WHAT TO PRODUCE:
Select, from the material below, each line with "Наддніпрянщині" in it.

DATA EXCERPTS:
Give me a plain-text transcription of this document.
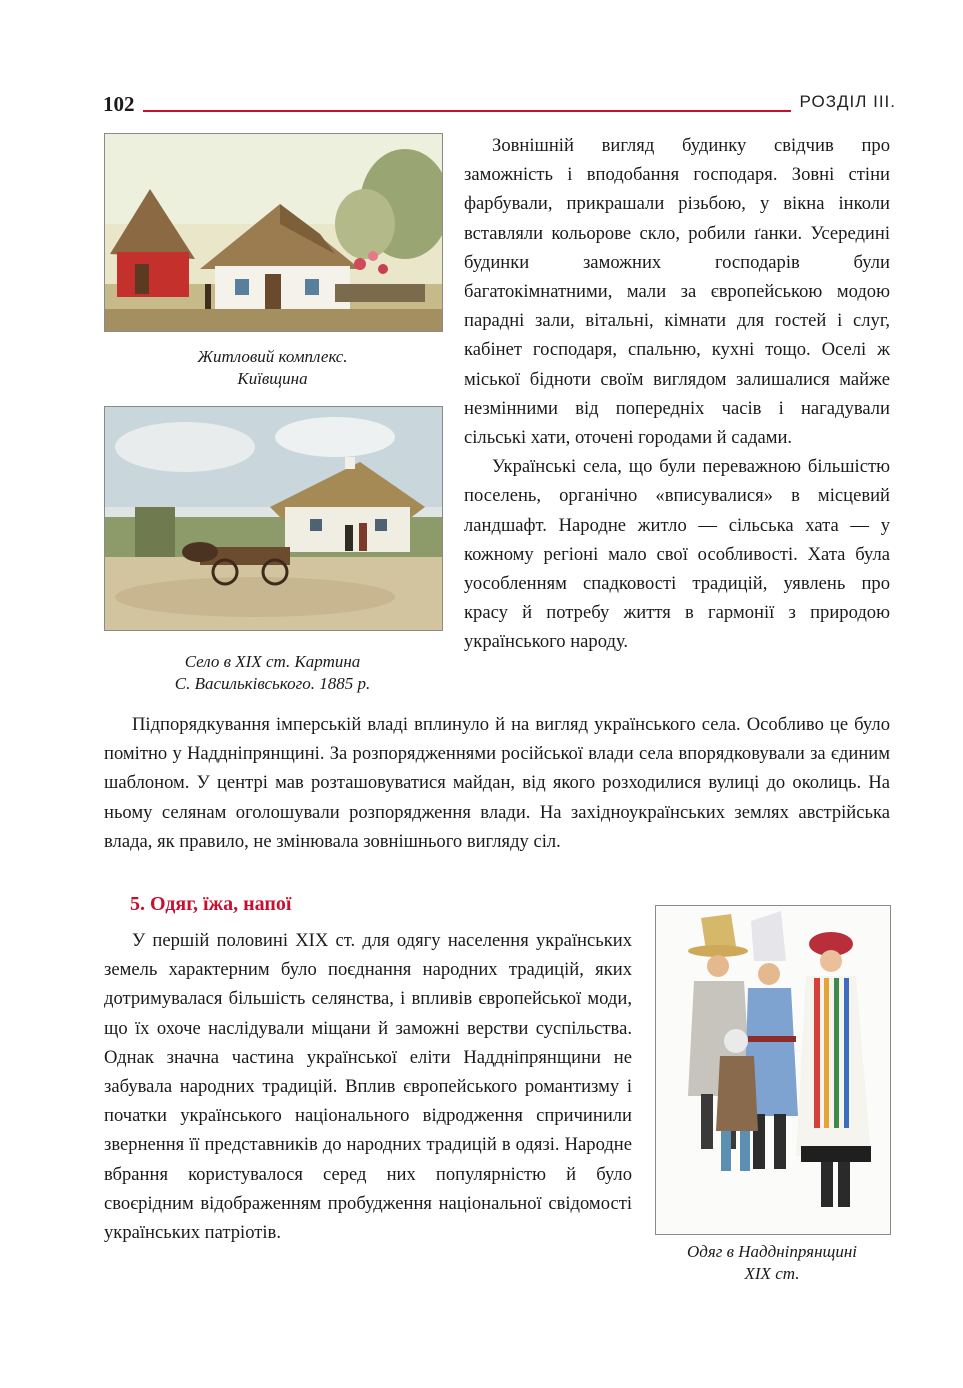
102	РОЗДІЛ ІІІ.
Житловий комплекс.
Київщина
Село в ХІХ ст. Картина
С. Васильківського. 1885 р.

Зовнішній вигляд будинку свідчив про заможність і вподобання господаря. Зовні стіни фарбували, прикрашали різьбою, у вікна інколи вставляли кольорове скло, робили ґанки. Усередині будинки заможних господарів були багатокімнатними, мали за європейською модою парадні зали, вітальні, кімнати для гостей і слуг, кабінет господаря, спальню, кухні тощо. Оселі ж міської бідноти своїм виглядом залишалися майже незмінними від попередніх часів і нагадували сільські хати, оточені городами й садами.

Українські села, що були переважною більшістю поселень, органічно «вписувалися» в місцевий ландшафт. Народне житло — сільська хата — у кожному регіоні мало свої особливості. Хата була уособленням спадковості традицій, уявлень про красу й потребу життя в гармонії з природою українського народу.

Підпорядкування імперській владі вплинуло й на вигляд українського села. Особливо це було помітно у Наддніпрянщині. За розпорядженнями російської влади села впорядковували за єдиним шаблоном. У центрі мав розташовуватися майдан, від якого розходилися вулиці до околиць. На ньому селянам оголошували розпорядження влади. На західноукраїнських землях австрійська влада, як правило, не змінювала зовнішнього вигляду сіл.

5. Одяг, їжа, напої

У першій половині ХІХ ст. для одягу населення українських земель характерним було поєднання народних традицій, яких дотримувалася більшість селянства, і впливів європейської моди, що їх охоче наслідували міщани й заможні верстви суспільства. Однак значна частина української еліти Наддніпрянщини не забувала народних традицій. Вплив європейського романтизму і початки українського національного відродження спричинили звернення її представників до народних традицій в одязі. Народне вбрання користувалося серед них популярністю й було своєрідним відображенням пробудження національної свідомості українських патріотів.

Одяг в Наддніпрянщині
ХІХ ст.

THE ANSWER:
Підпорядкування імперській владі вплинуло й на вигляд українського села. Особливо це було помітно у Наддніпрянщині. За розпорядженнями російської влади села впорядковували за єдиним шаблоном. У центрі мав розташовуватися майдан, від якого розходилися вулиці до околиць. На ньому селянам оголошували розпорядження влади. На західноукраїнських землях австрійська влада, як правило, не змінювала зовнішнього вигляду сіл.
Одяг в Наддніпрянщині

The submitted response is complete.